[Data provided]:
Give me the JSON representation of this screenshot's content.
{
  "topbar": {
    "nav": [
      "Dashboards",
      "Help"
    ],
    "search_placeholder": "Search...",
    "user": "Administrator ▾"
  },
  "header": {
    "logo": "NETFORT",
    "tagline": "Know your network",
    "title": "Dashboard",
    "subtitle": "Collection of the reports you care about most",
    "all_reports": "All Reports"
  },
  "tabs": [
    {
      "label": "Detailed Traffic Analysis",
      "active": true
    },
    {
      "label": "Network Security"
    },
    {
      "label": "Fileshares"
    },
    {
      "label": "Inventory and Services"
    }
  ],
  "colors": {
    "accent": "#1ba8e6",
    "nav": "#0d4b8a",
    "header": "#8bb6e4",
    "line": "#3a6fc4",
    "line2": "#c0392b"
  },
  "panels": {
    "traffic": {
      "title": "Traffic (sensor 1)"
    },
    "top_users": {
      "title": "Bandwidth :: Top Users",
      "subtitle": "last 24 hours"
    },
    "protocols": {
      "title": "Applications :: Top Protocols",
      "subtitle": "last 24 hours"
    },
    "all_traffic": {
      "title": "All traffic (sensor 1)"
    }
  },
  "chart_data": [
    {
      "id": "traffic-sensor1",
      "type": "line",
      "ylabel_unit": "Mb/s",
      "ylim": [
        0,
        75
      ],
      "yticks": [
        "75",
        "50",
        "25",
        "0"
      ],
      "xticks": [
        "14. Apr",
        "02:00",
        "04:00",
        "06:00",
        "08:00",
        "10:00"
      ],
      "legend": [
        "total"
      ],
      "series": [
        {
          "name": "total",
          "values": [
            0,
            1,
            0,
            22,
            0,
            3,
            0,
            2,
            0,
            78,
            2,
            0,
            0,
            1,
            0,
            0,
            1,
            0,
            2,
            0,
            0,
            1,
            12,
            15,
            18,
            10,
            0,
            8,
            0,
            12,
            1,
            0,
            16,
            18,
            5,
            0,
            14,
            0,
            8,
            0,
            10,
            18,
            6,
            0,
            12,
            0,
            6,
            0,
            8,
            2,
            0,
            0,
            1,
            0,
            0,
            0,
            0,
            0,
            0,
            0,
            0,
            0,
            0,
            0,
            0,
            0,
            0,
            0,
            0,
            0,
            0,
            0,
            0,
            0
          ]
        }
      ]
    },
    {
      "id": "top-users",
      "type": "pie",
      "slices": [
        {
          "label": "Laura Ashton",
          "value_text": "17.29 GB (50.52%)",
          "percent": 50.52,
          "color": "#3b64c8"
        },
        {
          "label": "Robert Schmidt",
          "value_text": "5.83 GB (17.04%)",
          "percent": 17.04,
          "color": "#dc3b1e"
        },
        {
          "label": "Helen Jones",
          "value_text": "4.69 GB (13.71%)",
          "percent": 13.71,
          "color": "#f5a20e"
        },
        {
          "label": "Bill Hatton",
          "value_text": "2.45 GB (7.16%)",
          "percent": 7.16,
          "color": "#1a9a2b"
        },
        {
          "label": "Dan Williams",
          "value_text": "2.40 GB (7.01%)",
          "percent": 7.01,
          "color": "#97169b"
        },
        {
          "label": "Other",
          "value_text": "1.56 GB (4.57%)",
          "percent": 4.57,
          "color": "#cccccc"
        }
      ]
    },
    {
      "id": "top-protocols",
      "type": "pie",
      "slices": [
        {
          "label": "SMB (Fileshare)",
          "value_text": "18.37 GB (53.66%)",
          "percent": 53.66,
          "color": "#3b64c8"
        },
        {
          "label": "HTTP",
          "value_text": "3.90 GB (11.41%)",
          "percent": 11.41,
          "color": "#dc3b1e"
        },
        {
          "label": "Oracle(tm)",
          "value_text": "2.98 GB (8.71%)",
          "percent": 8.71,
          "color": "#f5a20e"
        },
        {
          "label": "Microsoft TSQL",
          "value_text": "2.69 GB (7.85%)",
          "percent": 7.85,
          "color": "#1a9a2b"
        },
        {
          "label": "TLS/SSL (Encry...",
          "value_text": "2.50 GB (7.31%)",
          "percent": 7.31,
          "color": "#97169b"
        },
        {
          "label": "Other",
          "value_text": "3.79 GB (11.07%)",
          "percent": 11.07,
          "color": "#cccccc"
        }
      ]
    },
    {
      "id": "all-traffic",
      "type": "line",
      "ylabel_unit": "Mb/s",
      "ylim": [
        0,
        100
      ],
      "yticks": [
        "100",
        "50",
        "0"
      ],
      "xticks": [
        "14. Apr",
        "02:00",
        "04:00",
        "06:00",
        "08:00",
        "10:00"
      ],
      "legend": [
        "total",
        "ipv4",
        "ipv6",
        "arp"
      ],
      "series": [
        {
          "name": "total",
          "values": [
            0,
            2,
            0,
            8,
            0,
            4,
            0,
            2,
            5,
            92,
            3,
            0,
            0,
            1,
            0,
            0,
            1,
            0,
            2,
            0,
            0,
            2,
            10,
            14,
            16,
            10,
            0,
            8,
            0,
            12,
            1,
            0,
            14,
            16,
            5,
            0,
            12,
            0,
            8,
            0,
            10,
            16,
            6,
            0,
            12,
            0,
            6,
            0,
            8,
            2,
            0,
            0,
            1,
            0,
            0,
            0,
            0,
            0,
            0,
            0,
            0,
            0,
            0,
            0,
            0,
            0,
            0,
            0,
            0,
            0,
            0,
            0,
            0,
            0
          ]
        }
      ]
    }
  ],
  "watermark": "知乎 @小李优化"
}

[Problem to solve]:
Retype the whole listing above exactly.

[Exercise answer]:
Give me the JSON representation of this screenshot's content.
{
  "topbar": {
    "nav": [
      "Dashboards",
      "Help"
    ],
    "search_placeholder": "Search...",
    "user": "Administrator ▾"
  },
  "header": {
    "logo": "NETFORT",
    "tagline": "Know your network",
    "title": "Dashboard",
    "subtitle": "Collection of the reports you care about most",
    "all_reports": "All Reports"
  },
  "tabs": [
    {
      "label": "Detailed Traffic Analysis",
      "active": true
    },
    {
      "label": "Network Security"
    },
    {
      "label": "Fileshares"
    },
    {
      "label": "Inventory and Services"
    }
  ],
  "colors": {
    "accent": "#1ba8e6",
    "nav": "#0d4b8a",
    "header": "#8bb6e4",
    "line": "#3a6fc4",
    "line2": "#c0392b"
  },
  "panels": {
    "traffic": {
      "title": "Traffic (sensor 1)"
    },
    "top_users": {
      "title": "Bandwidth :: Top Users",
      "subtitle": "last 24 hours"
    },
    "protocols": {
      "title": "Applications :: Top Protocols",
      "subtitle": "last 24 hours"
    },
    "all_traffic": {
      "title": "All traffic (sensor 1)"
    }
  },
  "chart_data": [
    {
      "id": "traffic-sensor1",
      "type": "line",
      "ylabel_unit": "Mb/s",
      "ylim": [
        0,
        75
      ],
      "yticks": [
        "75",
        "50",
        "25",
        "0"
      ],
      "xticks": [
        "14. Apr",
        "02:00",
        "04:00",
        "06:00",
        "08:00",
        "10:00"
      ],
      "legend": [
        "total"
      ],
      "series": [
        {
          "name": "total",
          "values": [
            0,
            1,
            0,
            22,
            0,
            3,
            0,
            2,
            0,
            78,
            2,
            0,
            0,
            1,
            0,
            0,
            1,
            0,
            2,
            0,
            0,
            1,
            12,
            15,
            18,
            10,
            0,
            8,
            0,
            12,
            1,
            0,
            16,
            18,
            5,
            0,
            14,
            0,
            8,
            0,
            10,
            18,
            6,
            0,
            12,
            0,
            6,
            0,
            8,
            2,
            0,
            0,
            1,
            0,
            0,
            0,
            0,
            0,
            0,
            0,
            0,
            0,
            0,
            0,
            0,
            0,
            0,
            0,
            0,
            0,
            0,
            0,
            0,
            0
          ]
        }
      ]
    },
    {
      "id": "top-users",
      "type": "pie",
      "slices": [
        {
          "label": "Laura Ashton",
          "value_text": "17.29 GB (50.52%)",
          "percent": 50.52,
          "color": "#3b64c8"
        },
        {
          "label": "Robert Schmidt",
          "value_text": "5.83 GB (17.04%)",
          "percent": 17.04,
          "color": "#dc3b1e"
        },
        {
          "label": "Helen Jones",
          "value_text": "4.69 GB (13.71%)",
          "percent": 13.71,
          "color": "#f5a20e"
        },
        {
          "label": "Bill Hatton",
          "value_text": "2.45 GB (7.16%)",
          "percent": 7.16,
          "color": "#1a9a2b"
        },
        {
          "label": "Dan Williams",
          "value_text": "2.40 GB (7.01%)",
          "percent": 7.01,
          "color": "#97169b"
        },
        {
          "label": "Other",
          "value_text": "1.56 GB (4.57%)",
          "percent": 4.57,
          "color": "#cccccc"
        }
      ]
    },
    {
      "id": "top-protocols",
      "type": "pie",
      "slices": [
        {
          "label": "SMB (Fileshare)",
          "value_text": "18.37 GB (53.66%)",
          "percent": 53.66,
          "color": "#3b64c8"
        },
        {
          "label": "HTTP",
          "value_text": "3.90 GB (11.41%)",
          "percent": 11.41,
          "color": "#dc3b1e"
        },
        {
          "label": "Oracle(tm)",
          "value_text": "2.98 GB (8.71%)",
          "percent": 8.71,
          "color": "#f5a20e"
        },
        {
          "label": "Microsoft TSQL",
          "value_text": "2.69 GB (7.85%)",
          "percent": 7.85,
          "color": "#1a9a2b"
        },
        {
          "label": "TLS/SSL (Encry...",
          "value_text": "2.50 GB (7.31%)",
          "percent": 7.31,
          "color": "#97169b"
        },
        {
          "label": "Other",
          "value_text": "3.79 GB (11.07%)",
          "percent": 11.07,
          "color": "#cccccc"
        }
      ]
    },
    {
      "id": "all-traffic",
      "type": "line",
      "ylabel_unit": "Mb/s",
      "ylim": [
        0,
        100
      ],
      "yticks": [
        "100",
        "50",
        "0"
      ],
      "xticks": [
        "14. Apr",
        "02:00",
        "04:00",
        "06:00",
        "08:00",
        "10:00"
      ],
      "legend": [
        "total",
        "ipv4",
        "ipv6",
        "arp"
      ],
      "series": [
        {
          "name": "total",
          "values": [
            0,
            2,
            0,
            8,
            0,
            4,
            0,
            2,
            5,
            92,
            3,
            0,
            0,
            1,
            0,
            0,
            1,
            0,
            2,
            0,
            0,
            2,
            10,
            14,
            16,
            10,
            0,
            8,
            0,
            12,
            1,
            0,
            14,
            16,
            5,
            0,
            12,
            0,
            8,
            0,
            10,
            16,
            6,
            0,
            12,
            0,
            6,
            0,
            8,
            2,
            0,
            0,
            1,
            0,
            0,
            0,
            0,
            0,
            0,
            0,
            0,
            0,
            0,
            0,
            0,
            0,
            0,
            0,
            0,
            0,
            0,
            0,
            0,
            0
          ]
        }
      ]
    }
  ],
  "watermark": "知乎 @小李优化"
}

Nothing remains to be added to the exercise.